-- BEGIN Data rows --

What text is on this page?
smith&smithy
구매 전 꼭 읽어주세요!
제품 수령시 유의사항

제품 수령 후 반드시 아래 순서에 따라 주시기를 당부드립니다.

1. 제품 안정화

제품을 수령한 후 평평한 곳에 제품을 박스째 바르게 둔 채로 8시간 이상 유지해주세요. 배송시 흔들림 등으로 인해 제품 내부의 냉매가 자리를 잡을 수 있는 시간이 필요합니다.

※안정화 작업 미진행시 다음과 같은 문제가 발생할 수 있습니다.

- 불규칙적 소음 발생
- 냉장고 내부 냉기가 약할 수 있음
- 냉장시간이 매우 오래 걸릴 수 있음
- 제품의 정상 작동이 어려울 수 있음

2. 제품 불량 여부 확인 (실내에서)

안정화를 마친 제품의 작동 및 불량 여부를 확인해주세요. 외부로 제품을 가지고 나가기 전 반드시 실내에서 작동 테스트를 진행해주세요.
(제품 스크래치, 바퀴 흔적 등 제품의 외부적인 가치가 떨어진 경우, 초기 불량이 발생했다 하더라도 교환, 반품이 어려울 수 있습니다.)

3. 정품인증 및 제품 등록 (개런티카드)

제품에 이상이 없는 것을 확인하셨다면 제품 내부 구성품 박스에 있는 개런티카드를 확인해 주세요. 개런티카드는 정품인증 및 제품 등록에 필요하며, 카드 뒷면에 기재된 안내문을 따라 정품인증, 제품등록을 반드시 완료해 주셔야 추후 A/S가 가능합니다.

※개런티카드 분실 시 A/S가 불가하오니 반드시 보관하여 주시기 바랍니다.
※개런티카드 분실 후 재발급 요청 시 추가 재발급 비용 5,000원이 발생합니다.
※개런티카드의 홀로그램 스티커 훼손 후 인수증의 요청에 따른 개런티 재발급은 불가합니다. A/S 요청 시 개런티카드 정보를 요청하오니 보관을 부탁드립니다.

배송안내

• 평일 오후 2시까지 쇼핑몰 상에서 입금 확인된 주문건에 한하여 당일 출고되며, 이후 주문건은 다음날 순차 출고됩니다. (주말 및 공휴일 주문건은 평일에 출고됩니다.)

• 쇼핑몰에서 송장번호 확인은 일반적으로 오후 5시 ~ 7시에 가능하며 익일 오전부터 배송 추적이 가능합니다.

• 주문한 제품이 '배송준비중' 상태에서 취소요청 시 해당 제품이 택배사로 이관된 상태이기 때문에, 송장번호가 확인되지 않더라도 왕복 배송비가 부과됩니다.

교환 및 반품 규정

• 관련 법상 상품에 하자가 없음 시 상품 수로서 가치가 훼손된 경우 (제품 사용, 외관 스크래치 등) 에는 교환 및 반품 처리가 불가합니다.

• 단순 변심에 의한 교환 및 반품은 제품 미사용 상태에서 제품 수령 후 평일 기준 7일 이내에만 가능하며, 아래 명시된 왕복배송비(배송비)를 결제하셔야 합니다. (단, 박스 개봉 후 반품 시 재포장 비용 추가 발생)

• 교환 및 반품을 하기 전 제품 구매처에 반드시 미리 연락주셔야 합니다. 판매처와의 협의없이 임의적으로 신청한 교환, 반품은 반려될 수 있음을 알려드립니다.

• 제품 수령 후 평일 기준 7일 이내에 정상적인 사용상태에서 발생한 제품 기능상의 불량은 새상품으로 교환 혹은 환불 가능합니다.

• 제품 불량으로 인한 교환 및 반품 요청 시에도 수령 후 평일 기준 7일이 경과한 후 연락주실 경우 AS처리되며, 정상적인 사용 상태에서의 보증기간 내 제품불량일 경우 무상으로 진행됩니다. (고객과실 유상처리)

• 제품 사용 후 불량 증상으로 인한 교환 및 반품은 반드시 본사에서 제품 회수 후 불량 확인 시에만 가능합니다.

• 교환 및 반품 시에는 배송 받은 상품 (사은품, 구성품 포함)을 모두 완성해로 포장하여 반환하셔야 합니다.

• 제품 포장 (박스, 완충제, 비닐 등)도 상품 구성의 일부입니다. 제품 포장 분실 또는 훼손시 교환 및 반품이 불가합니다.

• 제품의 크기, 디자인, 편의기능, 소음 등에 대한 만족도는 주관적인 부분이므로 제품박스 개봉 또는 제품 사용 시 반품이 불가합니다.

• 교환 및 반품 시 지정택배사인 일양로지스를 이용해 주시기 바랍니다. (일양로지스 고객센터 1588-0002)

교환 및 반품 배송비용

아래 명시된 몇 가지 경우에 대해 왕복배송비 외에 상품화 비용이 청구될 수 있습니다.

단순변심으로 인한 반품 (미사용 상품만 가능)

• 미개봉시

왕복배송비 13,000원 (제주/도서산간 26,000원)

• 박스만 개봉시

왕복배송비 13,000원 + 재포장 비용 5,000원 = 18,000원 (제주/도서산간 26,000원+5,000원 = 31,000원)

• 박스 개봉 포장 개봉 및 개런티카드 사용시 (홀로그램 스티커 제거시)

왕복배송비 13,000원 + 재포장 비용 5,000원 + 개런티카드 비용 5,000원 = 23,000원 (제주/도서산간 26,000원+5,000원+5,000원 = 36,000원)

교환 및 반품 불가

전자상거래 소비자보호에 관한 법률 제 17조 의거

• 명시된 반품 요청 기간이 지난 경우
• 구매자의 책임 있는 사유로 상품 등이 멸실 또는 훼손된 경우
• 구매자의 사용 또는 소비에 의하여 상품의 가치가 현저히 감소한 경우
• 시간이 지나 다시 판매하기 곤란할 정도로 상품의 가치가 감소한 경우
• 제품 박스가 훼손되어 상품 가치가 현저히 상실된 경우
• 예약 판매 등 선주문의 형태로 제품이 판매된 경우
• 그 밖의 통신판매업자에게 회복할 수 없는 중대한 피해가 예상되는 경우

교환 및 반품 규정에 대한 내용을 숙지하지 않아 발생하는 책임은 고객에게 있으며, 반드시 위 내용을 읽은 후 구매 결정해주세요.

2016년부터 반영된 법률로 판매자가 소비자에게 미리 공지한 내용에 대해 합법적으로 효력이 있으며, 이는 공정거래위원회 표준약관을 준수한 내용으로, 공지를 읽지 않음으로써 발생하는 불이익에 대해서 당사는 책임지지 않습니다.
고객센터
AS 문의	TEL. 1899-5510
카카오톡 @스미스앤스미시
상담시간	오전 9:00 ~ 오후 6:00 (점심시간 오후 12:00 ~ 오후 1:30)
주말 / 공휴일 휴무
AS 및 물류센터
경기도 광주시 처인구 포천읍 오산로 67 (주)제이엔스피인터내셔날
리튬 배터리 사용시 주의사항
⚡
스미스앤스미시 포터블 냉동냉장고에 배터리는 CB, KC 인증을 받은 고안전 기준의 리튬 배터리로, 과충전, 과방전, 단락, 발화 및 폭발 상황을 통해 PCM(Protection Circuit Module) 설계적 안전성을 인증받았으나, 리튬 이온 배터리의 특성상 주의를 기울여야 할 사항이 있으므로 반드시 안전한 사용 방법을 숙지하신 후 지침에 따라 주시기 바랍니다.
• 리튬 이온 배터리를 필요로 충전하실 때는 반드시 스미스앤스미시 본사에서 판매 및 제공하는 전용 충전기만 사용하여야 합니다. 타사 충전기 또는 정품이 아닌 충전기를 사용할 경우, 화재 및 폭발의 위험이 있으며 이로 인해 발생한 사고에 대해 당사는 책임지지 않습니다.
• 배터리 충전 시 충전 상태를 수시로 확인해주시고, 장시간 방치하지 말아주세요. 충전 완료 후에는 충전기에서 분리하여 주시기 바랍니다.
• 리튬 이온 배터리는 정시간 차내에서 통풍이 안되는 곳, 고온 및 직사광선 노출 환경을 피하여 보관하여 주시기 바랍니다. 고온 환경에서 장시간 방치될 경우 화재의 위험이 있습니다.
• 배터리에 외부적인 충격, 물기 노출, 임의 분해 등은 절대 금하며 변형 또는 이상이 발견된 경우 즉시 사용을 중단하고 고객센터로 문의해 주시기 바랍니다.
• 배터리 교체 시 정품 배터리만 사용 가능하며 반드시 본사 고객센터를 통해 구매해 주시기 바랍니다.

-- END Data rows --

» Required work: Lines from the records above that hold "스미스앤스미시" are the ones to list.

» Full answer:
카카오톡 @스미스앤스미시
스미스앤스미시 포터블 냉동냉장고에 배터리는 CB, KC 인증을 받은 고안전 기준의 리튬 배터리로, 과충전, 과방전, 단락, 발화 및 폭발 상황을 통해 PCM(Protection Circuit Module) 설계적 안전성을 인증받았으나, 리튬 이온 배터리의 특성상 주의를 기울여야 할 사항이 있으므로 반드시 안전한 사용 방법을 숙지하신 후 지침에 따라 주시기 바랍니다.
• 리튬 이온 배터리를 필요로 충전하실 때는 반드시 스미스앤스미시 본사에서 판매 및 제공하는 전용 충전기만 사용하여야 합니다. 타사 충전기 또는 정품이 아닌 충전기를 사용할 경우, 화재 및 폭발의 위험이 있으며 이로 인해 발생한 사고에 대해 당사는 책임지지 않습니다.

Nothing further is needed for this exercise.